+++ Records for the task +++

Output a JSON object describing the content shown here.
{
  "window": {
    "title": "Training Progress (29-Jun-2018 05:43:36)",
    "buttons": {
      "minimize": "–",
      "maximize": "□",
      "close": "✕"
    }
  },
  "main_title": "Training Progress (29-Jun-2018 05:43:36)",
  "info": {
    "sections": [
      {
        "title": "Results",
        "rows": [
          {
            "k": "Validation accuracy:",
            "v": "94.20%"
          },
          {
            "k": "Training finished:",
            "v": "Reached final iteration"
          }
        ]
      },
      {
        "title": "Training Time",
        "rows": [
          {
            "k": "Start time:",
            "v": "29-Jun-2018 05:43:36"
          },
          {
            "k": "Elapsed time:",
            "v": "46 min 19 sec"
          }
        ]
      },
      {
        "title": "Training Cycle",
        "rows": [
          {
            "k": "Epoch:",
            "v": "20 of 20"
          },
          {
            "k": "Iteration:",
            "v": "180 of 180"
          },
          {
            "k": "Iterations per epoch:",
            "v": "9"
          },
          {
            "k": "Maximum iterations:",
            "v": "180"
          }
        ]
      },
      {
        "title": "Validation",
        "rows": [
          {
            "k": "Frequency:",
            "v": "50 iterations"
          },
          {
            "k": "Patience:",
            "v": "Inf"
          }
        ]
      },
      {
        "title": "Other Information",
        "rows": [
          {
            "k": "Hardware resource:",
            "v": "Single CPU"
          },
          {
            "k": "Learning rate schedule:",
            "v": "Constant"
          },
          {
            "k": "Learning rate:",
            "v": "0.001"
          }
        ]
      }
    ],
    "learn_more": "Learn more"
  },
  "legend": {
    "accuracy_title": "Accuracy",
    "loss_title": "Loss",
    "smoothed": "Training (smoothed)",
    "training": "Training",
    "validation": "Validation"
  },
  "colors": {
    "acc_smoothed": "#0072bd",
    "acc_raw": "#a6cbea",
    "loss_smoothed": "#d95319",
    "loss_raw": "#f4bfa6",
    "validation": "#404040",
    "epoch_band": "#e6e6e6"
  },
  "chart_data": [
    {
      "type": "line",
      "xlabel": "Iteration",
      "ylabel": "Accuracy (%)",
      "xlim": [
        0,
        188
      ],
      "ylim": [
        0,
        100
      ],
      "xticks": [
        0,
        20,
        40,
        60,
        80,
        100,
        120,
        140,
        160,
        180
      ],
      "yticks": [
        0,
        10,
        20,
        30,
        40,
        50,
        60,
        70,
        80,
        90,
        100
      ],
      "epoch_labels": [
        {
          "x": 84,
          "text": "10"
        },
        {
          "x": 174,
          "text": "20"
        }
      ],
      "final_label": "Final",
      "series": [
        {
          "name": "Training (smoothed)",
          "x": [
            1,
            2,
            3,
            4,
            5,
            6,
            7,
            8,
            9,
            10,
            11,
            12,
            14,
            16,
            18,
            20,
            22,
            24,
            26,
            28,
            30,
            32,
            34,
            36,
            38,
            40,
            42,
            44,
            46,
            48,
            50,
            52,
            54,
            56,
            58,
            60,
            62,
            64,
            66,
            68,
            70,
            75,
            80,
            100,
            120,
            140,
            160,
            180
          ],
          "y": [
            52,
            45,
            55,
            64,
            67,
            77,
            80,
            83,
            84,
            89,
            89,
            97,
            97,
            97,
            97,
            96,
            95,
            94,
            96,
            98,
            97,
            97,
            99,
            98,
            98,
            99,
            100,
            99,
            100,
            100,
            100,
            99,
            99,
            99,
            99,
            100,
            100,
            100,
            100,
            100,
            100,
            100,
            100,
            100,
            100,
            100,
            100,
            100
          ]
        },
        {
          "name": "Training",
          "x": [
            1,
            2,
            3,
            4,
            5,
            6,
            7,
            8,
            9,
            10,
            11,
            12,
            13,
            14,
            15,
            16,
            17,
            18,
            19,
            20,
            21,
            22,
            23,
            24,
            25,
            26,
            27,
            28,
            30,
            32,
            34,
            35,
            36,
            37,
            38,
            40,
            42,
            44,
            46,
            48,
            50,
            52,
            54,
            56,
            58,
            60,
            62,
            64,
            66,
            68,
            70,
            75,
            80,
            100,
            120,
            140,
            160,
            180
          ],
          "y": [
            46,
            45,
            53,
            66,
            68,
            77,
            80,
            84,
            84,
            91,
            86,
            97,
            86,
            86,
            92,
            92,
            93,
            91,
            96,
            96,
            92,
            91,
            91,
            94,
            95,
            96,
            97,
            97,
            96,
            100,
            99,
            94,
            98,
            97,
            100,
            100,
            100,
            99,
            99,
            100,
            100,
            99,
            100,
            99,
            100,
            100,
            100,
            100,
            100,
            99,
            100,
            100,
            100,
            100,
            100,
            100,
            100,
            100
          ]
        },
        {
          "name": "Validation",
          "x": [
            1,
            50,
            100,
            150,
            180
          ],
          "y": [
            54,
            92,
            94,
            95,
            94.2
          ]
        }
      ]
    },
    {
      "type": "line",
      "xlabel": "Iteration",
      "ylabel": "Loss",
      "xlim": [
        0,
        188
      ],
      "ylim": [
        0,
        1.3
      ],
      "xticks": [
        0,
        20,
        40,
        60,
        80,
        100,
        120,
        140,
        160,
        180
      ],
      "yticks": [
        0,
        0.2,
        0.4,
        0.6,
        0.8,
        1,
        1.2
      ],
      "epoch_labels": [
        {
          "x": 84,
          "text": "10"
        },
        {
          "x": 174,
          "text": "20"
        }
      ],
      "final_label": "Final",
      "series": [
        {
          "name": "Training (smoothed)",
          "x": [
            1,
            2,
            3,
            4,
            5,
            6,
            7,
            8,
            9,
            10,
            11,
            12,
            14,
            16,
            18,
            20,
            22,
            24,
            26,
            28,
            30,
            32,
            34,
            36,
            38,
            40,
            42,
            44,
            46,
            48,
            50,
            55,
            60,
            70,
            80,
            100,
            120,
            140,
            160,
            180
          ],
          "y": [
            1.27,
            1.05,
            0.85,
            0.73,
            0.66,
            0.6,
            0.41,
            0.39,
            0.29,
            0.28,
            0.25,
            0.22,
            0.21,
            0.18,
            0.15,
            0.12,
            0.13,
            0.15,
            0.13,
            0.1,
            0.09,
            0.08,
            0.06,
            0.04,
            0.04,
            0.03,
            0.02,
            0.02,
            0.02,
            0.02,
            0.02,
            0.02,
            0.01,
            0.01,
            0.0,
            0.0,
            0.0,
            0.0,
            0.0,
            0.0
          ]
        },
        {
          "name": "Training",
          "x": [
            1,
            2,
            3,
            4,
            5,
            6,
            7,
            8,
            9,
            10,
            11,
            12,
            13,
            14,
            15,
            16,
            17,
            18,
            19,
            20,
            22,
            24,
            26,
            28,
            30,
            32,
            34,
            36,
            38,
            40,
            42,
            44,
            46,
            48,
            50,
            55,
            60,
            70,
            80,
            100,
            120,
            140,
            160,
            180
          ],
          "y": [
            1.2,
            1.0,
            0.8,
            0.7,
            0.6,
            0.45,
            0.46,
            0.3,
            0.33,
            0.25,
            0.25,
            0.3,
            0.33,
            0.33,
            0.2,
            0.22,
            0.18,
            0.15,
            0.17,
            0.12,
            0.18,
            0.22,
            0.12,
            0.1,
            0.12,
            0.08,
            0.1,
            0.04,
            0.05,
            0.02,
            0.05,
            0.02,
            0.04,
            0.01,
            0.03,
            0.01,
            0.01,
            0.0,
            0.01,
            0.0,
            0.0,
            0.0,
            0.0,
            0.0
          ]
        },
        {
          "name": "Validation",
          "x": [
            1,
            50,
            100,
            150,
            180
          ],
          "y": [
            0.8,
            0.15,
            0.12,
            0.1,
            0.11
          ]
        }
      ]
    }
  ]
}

+++

Quote the data above in full, changing nothing.

Output a JSON object describing the content shown here.
{
  "window": {
    "title": "Training Progress (29-Jun-2018 05:43:36)",
    "buttons": {
      "minimize": "–",
      "maximize": "□",
      "close": "✕"
    }
  },
  "main_title": "Training Progress (29-Jun-2018 05:43:36)",
  "info": {
    "sections": [
      {
        "title": "Results",
        "rows": [
          {
            "k": "Validation accuracy:",
            "v": "94.20%"
          },
          {
            "k": "Training finished:",
            "v": "Reached final iteration"
          }
        ]
      },
      {
        "title": "Training Time",
        "rows": [
          {
            "k": "Start time:",
            "v": "29-Jun-2018 05:43:36"
          },
          {
            "k": "Elapsed time:",
            "v": "46 min 19 sec"
          }
        ]
      },
      {
        "title": "Training Cycle",
        "rows": [
          {
            "k": "Epoch:",
            "v": "20 of 20"
          },
          {
            "k": "Iteration:",
            "v": "180 of 180"
          },
          {
            "k": "Iterations per epoch:",
            "v": "9"
          },
          {
            "k": "Maximum iterations:",
            "v": "180"
          }
        ]
      },
      {
        "title": "Validation",
        "rows": [
          {
            "k": "Frequency:",
            "v": "50 iterations"
          },
          {
            "k": "Patience:",
            "v": "Inf"
          }
        ]
      },
      {
        "title": "Other Information",
        "rows": [
          {
            "k": "Hardware resource:",
            "v": "Single CPU"
          },
          {
            "k": "Learning rate schedule:",
            "v": "Constant"
          },
          {
            "k": "Learning rate:",
            "v": "0.001"
          }
        ]
      }
    ],
    "learn_more": "Learn more"
  },
  "legend": {
    "accuracy_title": "Accuracy",
    "loss_title": "Loss",
    "smoothed": "Training (smoothed)",
    "training": "Training",
    "validation": "Validation"
  },
  "colors": {
    "acc_smoothed": "#0072bd",
    "acc_raw": "#a6cbea",
    "loss_smoothed": "#d95319",
    "loss_raw": "#f4bfa6",
    "validation": "#404040",
    "epoch_band": "#e6e6e6"
  },
  "chart_data": [
    {
      "type": "line",
      "xlabel": "Iteration",
      "ylabel": "Accuracy (%)",
      "xlim": [
        0,
        188
      ],
      "ylim": [
        0,
        100
      ],
      "xticks": [
        0,
        20,
        40,
        60,
        80,
        100,
        120,
        140,
        160,
        180
      ],
      "yticks": [
        0,
        10,
        20,
        30,
        40,
        50,
        60,
        70,
        80,
        90,
        100
      ],
      "epoch_labels": [
        {
          "x": 84,
          "text": "10"
        },
        {
          "x": 174,
          "text": "20"
        }
      ],
      "final_label": "Final",
      "series": [
        {
          "name": "Training (smoothed)",
          "x": [
            1,
            2,
            3,
            4,
            5,
            6,
            7,
            8,
            9,
            10,
            11,
            12,
            14,
            16,
            18,
            20,
            22,
            24,
            26,
            28,
            30,
            32,
            34,
            36,
            38,
            40,
            42,
            44,
            46,
            48,
            50,
            52,
            54,
            56,
            58,
            60,
            62,
            64,
            66,
            68,
            70,
            75,
            80,
            100,
            120,
            140,
            160,
            180
          ],
          "y": [
            52,
            45,
            55,
            64,
            67,
            77,
            80,
            83,
            84,
            89,
            89,
            97,
            97,
            97,
            97,
            96,
            95,
            94,
            96,
            98,
            97,
            97,
            99,
            98,
            98,
            99,
            100,
            99,
            100,
            100,
            100,
            99,
            99,
            99,
            99,
            100,
            100,
            100,
            100,
            100,
            100,
            100,
            100,
            100,
            100,
            100,
            100,
            100
          ]
        },
        {
          "name": "Training",
          "x": [
            1,
            2,
            3,
            4,
            5,
            6,
            7,
            8,
            9,
            10,
            11,
            12,
            13,
            14,
            15,
            16,
            17,
            18,
            19,
            20,
            21,
            22,
            23,
            24,
            25,
            26,
            27,
            28,
            30,
            32,
            34,
            35,
            36,
            37,
            38,
            40,
            42,
            44,
            46,
            48,
            50,
            52,
            54,
            56,
            58,
            60,
            62,
            64,
            66,
            68,
            70,
            75,
            80,
            100,
            120,
            140,
            160,
            180
          ],
          "y": [
            46,
            45,
            53,
            66,
            68,
            77,
            80,
            84,
            84,
            91,
            86,
            97,
            86,
            86,
            92,
            92,
            93,
            91,
            96,
            96,
            92,
            91,
            91,
            94,
            95,
            96,
            97,
            97,
            96,
            100,
            99,
            94,
            98,
            97,
            100,
            100,
            100,
            99,
            99,
            100,
            100,
            99,
            100,
            99,
            100,
            100,
            100,
            100,
            100,
            99,
            100,
            100,
            100,
            100,
            100,
            100,
            100,
            100
          ]
        },
        {
          "name": "Validation",
          "x": [
            1,
            50,
            100,
            150,
            180
          ],
          "y": [
            54,
            92,
            94,
            95,
            94.2
          ]
        }
      ]
    },
    {
      "type": "line",
      "xlabel": "Iteration",
      "ylabel": "Loss",
      "xlim": [
        0,
        188
      ],
      "ylim": [
        0,
        1.3
      ],
      "xticks": [
        0,
        20,
        40,
        60,
        80,
        100,
        120,
        140,
        160,
        180
      ],
      "yticks": [
        0,
        0.2,
        0.4,
        0.6,
        0.8,
        1,
        1.2
      ],
      "epoch_labels": [
        {
          "x": 84,
          "text": "10"
        },
        {
          "x": 174,
          "text": "20"
        }
      ],
      "final_label": "Final",
      "series": [
        {
          "name": "Training (smoothed)",
          "x": [
            1,
            2,
            3,
            4,
            5,
            6,
            7,
            8,
            9,
            10,
            11,
            12,
            14,
            16,
            18,
            20,
            22,
            24,
            26,
            28,
            30,
            32,
            34,
            36,
            38,
            40,
            42,
            44,
            46,
            48,
            50,
            55,
            60,
            70,
            80,
            100,
            120,
            140,
            160,
            180
          ],
          "y": [
            1.27,
            1.05,
            0.85,
            0.73,
            0.66,
            0.6,
            0.41,
            0.39,
            0.29,
            0.28,
            0.25,
            0.22,
            0.21,
            0.18,
            0.15,
            0.12,
            0.13,
            0.15,
            0.13,
            0.1,
            0.09,
            0.08,
            0.06,
            0.04,
            0.04,
            0.03,
            0.02,
            0.02,
            0.02,
            0.02,
            0.02,
            0.02,
            0.01,
            0.01,
            0.0,
            0.0,
            0.0,
            0.0,
            0.0,
            0.0
          ]
        },
        {
          "name": "Training",
          "x": [
            1,
            2,
            3,
            4,
            5,
            6,
            7,
            8,
            9,
            10,
            11,
            12,
            13,
            14,
            15,
            16,
            17,
            18,
            19,
            20,
            22,
            24,
            26,
            28,
            30,
            32,
            34,
            36,
            38,
            40,
            42,
            44,
            46,
            48,
            50,
            55,
            60,
            70,
            80,
            100,
            120,
            140,
            160,
            180
          ],
          "y": [
            1.2,
            1.0,
            0.8,
            0.7,
            0.6,
            0.45,
            0.46,
            0.3,
            0.33,
            0.25,
            0.25,
            0.3,
            0.33,
            0.33,
            0.2,
            0.22,
            0.18,
            0.15,
            0.17,
            0.12,
            0.18,
            0.22,
            0.12,
            0.1,
            0.12,
            0.08,
            0.1,
            0.04,
            0.05,
            0.02,
            0.05,
            0.02,
            0.04,
            0.01,
            0.03,
            0.01,
            0.01,
            0.0,
            0.01,
            0.0,
            0.0,
            0.0,
            0.0,
            0.0
          ]
        },
        {
          "name": "Validation",
          "x": [
            1,
            50,
            100,
            150,
            180
          ],
          "y": [
            0.8,
            0.15,
            0.12,
            0.1,
            0.11
          ]
        }
      ]
    }
  ]
}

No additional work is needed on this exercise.